### [What you need to do]
For the listing below, give the count of lines containing the string "label" and nothing else.

[Stored data]
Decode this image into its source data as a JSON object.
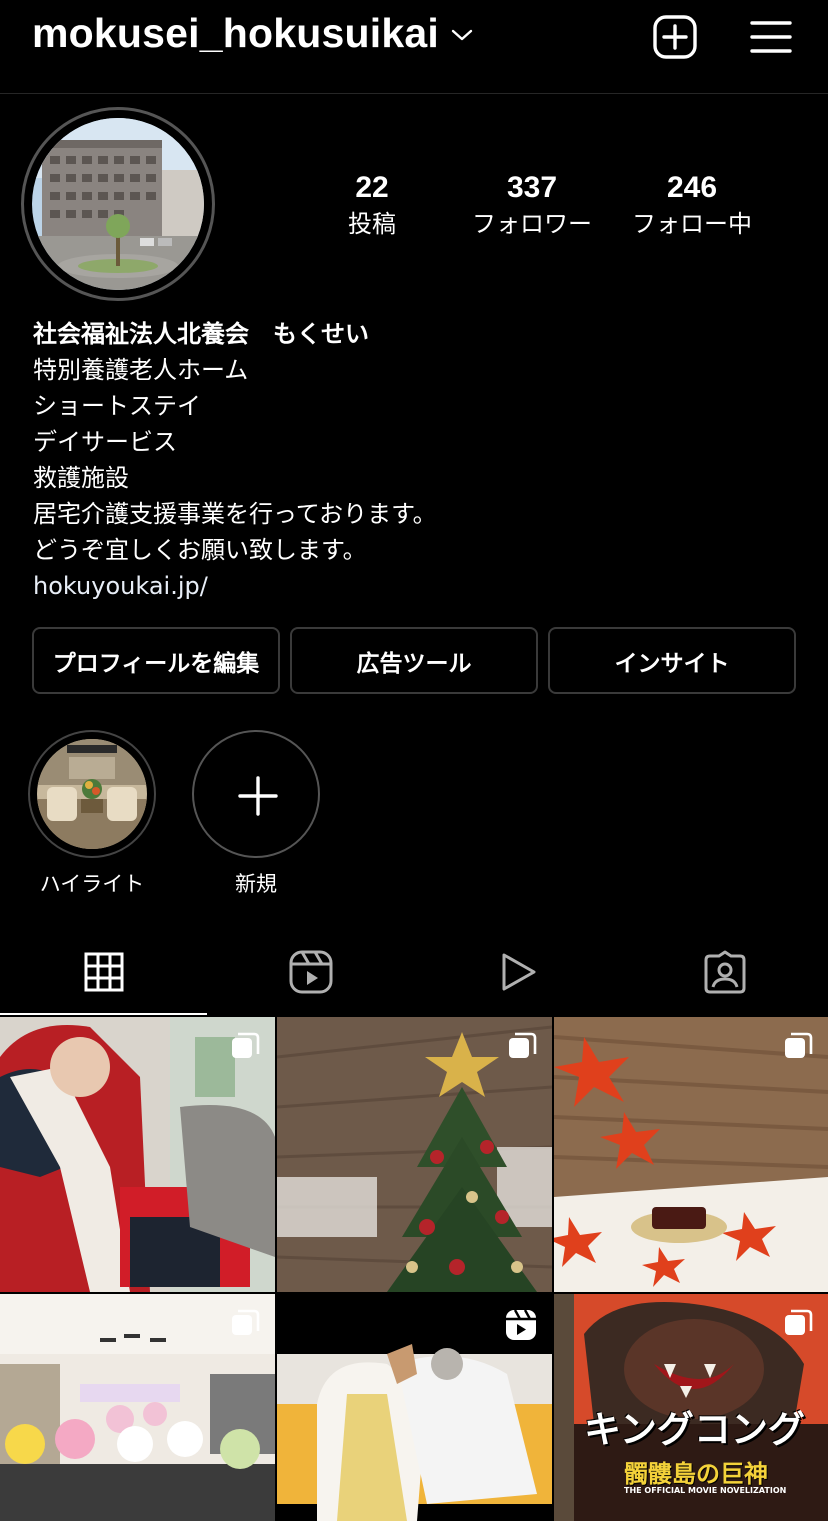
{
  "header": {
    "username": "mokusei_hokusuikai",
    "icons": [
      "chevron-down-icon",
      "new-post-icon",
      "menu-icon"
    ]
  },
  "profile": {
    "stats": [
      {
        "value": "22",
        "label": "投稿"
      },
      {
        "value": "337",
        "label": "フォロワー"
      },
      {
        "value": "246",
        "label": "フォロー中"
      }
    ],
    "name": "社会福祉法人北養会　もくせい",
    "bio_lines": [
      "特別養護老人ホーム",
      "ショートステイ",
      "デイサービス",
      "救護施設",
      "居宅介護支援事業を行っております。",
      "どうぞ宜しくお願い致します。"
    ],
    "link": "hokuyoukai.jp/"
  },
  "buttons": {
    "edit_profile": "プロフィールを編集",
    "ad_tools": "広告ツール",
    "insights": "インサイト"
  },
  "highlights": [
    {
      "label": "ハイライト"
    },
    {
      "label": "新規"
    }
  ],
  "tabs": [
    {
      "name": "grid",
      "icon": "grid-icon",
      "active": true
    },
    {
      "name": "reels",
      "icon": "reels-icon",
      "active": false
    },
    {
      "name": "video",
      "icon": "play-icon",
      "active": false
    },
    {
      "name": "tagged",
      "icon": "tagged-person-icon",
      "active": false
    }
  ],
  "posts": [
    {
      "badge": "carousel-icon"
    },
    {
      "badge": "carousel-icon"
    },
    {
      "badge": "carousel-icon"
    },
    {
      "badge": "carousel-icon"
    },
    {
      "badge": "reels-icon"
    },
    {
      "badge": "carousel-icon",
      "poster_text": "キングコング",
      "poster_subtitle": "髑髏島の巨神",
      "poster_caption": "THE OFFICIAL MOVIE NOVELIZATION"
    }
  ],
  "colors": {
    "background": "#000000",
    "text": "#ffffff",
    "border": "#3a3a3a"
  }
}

### [Result of the exercise]
5